§ **What is required**:
Please say how many lines of the listing hold "image", with no other words in the answer.

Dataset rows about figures
◇ ◇ ◇ ◇ ◇ ◇ ◇
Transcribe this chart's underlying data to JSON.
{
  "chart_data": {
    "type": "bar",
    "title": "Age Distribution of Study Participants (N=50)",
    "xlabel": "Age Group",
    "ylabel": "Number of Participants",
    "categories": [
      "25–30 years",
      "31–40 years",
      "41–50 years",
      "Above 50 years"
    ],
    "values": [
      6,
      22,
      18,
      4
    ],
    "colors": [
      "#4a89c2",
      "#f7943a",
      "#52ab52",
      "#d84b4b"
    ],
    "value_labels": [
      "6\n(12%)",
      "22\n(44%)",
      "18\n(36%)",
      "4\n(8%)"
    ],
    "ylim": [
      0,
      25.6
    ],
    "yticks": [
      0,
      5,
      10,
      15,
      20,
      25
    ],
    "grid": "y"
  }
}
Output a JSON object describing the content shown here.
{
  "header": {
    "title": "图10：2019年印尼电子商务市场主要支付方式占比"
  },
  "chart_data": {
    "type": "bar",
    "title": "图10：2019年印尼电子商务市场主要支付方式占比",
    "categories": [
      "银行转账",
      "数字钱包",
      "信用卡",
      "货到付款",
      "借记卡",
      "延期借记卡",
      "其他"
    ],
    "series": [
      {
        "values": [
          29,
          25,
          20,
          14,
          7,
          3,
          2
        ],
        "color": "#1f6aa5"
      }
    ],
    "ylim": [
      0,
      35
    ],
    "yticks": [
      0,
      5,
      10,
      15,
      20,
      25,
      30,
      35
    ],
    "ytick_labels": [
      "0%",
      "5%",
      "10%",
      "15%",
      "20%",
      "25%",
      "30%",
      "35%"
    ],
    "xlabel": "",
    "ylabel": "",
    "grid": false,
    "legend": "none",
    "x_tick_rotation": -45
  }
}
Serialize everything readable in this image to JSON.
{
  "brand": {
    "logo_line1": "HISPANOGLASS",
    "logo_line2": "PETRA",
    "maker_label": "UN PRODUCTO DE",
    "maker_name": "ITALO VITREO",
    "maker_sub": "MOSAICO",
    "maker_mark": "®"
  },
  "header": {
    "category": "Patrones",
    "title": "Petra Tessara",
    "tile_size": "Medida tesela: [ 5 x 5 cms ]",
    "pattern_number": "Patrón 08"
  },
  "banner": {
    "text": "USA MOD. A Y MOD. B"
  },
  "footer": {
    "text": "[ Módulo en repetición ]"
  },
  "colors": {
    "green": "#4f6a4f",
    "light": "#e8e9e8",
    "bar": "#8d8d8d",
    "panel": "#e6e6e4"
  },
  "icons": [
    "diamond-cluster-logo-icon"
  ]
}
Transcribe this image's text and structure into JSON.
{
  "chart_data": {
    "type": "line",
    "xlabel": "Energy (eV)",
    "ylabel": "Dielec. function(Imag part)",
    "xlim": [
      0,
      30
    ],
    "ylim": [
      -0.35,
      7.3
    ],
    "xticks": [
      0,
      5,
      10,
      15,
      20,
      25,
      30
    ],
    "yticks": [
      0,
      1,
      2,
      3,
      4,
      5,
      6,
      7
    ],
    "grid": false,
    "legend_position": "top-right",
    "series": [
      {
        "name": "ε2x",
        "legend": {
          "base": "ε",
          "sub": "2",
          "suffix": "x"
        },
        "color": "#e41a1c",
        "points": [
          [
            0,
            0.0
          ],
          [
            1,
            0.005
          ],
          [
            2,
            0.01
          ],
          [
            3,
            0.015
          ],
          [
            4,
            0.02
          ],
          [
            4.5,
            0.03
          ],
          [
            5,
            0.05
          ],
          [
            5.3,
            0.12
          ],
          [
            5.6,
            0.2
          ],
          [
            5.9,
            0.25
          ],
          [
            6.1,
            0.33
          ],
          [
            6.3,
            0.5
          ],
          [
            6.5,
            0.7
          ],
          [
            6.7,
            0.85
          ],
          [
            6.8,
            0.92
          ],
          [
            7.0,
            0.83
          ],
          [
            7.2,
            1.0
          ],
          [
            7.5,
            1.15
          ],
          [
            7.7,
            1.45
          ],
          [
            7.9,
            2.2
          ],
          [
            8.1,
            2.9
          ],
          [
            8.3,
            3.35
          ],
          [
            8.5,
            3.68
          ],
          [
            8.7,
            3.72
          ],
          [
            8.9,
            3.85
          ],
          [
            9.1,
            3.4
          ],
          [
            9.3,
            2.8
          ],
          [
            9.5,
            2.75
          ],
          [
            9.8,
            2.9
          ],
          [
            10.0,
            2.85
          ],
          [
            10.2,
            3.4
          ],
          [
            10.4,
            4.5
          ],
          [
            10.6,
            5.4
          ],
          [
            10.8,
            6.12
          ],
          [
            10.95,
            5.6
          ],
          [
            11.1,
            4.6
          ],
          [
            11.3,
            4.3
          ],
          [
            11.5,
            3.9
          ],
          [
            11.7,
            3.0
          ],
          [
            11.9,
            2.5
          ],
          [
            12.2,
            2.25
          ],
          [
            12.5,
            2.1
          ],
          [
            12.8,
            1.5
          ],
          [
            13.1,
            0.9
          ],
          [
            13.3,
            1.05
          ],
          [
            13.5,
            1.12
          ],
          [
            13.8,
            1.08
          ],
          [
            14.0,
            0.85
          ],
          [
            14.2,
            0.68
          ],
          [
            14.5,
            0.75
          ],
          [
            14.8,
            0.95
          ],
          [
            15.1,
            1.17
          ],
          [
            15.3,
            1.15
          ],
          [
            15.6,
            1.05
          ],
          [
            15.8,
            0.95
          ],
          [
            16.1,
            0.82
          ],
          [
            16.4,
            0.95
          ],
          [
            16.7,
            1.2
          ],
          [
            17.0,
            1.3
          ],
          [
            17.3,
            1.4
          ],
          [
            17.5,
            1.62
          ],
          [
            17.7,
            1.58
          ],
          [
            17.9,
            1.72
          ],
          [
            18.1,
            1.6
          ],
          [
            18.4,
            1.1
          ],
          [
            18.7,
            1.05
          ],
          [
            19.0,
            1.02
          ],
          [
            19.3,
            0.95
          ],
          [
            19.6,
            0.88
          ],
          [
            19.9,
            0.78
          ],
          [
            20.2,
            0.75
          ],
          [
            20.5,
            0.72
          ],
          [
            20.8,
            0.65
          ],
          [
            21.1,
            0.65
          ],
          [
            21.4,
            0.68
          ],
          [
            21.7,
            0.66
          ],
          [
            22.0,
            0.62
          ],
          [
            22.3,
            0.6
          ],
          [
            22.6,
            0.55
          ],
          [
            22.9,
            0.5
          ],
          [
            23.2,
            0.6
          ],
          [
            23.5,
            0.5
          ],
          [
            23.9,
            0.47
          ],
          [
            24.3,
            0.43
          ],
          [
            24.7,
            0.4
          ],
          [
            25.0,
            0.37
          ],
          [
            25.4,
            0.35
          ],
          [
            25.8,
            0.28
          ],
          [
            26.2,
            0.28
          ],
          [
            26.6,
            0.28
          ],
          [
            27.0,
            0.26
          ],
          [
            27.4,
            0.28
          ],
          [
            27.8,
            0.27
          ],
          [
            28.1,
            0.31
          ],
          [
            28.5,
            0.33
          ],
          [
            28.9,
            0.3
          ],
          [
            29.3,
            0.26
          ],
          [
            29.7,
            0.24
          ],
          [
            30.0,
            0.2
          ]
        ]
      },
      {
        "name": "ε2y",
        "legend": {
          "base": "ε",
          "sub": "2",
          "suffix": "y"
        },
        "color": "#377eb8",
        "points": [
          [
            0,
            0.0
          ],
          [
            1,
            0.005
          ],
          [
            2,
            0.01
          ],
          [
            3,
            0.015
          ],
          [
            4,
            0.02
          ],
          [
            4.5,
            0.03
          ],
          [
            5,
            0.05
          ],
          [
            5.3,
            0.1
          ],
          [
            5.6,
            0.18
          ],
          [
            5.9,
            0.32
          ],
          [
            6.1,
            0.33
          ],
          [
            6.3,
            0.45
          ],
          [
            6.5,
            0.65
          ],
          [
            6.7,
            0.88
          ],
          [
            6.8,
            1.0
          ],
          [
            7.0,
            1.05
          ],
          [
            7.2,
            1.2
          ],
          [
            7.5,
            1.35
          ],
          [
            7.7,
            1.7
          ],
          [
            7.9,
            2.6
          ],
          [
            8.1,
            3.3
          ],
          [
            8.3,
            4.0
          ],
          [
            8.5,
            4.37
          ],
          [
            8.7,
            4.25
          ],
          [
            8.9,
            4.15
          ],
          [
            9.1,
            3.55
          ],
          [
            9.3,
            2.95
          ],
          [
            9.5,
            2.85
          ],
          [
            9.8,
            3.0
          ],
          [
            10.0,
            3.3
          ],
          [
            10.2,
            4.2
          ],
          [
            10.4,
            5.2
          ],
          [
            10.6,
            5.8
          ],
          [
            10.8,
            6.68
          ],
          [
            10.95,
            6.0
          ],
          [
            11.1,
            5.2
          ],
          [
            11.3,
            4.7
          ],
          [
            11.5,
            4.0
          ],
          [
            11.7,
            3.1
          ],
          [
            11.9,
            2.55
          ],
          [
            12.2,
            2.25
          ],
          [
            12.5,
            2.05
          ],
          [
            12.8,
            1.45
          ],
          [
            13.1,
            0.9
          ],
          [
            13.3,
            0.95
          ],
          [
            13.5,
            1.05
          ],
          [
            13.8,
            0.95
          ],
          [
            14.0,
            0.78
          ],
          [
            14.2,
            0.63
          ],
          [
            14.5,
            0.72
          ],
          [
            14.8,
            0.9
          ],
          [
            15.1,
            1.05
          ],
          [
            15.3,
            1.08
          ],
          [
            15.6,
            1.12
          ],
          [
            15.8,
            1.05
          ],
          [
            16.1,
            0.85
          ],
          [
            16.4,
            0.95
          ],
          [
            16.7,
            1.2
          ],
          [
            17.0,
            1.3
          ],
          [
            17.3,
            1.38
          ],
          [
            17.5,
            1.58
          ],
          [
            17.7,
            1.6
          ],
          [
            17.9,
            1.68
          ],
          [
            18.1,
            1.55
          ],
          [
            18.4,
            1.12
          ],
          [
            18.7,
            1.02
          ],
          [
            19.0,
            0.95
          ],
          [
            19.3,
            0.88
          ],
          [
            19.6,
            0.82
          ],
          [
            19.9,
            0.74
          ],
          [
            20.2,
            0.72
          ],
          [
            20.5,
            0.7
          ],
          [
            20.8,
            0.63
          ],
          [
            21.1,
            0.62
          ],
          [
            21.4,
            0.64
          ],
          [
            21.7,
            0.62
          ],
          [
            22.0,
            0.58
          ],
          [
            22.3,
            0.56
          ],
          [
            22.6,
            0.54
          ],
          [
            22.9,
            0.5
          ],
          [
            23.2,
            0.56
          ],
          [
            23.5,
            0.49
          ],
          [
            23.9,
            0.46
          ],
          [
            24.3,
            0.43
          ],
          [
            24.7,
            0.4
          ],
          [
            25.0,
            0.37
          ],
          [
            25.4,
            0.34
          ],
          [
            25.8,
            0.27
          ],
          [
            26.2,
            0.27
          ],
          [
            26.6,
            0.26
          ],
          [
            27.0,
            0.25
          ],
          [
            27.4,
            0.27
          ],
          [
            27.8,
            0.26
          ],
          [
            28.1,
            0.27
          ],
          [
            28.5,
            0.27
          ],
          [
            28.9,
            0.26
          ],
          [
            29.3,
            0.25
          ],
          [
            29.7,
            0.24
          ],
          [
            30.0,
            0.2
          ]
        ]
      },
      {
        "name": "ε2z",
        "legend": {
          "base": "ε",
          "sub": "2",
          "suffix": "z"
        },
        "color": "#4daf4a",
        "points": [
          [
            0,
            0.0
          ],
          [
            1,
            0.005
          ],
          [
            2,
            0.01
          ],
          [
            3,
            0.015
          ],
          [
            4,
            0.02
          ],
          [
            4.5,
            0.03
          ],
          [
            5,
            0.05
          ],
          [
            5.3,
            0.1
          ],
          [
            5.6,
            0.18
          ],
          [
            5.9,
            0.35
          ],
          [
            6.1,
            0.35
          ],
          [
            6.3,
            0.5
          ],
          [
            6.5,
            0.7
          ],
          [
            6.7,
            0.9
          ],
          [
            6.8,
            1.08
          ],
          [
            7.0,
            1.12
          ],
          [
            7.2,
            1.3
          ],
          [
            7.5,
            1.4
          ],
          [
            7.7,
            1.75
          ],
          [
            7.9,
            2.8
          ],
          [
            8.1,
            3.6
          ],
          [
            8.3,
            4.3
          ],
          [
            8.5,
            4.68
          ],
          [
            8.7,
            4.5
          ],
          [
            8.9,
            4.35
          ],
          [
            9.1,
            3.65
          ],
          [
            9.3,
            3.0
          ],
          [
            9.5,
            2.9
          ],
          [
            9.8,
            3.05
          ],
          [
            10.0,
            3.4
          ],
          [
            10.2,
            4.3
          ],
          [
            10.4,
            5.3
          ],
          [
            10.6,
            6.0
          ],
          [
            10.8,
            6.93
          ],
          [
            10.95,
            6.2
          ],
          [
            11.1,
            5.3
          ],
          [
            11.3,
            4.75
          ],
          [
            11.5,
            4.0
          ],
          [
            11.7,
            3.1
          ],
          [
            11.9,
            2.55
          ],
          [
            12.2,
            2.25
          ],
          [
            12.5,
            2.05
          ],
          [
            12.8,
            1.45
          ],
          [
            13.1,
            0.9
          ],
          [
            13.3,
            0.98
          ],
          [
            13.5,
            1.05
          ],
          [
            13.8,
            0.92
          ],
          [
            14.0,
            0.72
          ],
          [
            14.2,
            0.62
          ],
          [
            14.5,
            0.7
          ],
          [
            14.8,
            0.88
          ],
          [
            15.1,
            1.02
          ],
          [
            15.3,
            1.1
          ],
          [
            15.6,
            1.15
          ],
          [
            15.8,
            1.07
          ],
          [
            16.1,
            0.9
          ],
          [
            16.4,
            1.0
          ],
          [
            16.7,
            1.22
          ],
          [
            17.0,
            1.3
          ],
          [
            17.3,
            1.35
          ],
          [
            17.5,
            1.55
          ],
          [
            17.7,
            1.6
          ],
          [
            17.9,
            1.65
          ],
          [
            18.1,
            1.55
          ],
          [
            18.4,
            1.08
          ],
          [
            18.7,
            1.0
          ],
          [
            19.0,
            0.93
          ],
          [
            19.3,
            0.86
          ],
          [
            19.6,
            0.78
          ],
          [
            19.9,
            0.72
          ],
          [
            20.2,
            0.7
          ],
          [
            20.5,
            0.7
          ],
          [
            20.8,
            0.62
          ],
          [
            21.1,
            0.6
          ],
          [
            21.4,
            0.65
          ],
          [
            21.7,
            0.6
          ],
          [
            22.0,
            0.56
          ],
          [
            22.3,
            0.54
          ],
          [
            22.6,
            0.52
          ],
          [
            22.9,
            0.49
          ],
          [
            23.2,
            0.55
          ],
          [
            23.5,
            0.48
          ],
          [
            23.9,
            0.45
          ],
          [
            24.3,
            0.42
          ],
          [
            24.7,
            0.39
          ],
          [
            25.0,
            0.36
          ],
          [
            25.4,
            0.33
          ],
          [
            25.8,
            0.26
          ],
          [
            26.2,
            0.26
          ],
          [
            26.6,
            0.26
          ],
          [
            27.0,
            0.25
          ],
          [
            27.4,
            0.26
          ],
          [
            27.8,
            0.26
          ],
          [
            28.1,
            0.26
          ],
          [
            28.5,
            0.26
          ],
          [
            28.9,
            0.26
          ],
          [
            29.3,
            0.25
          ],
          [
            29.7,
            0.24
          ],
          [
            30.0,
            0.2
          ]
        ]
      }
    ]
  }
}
◇ ◇ ◇ ◇ ◇ ◇ ◇
§ **Right answer**:
2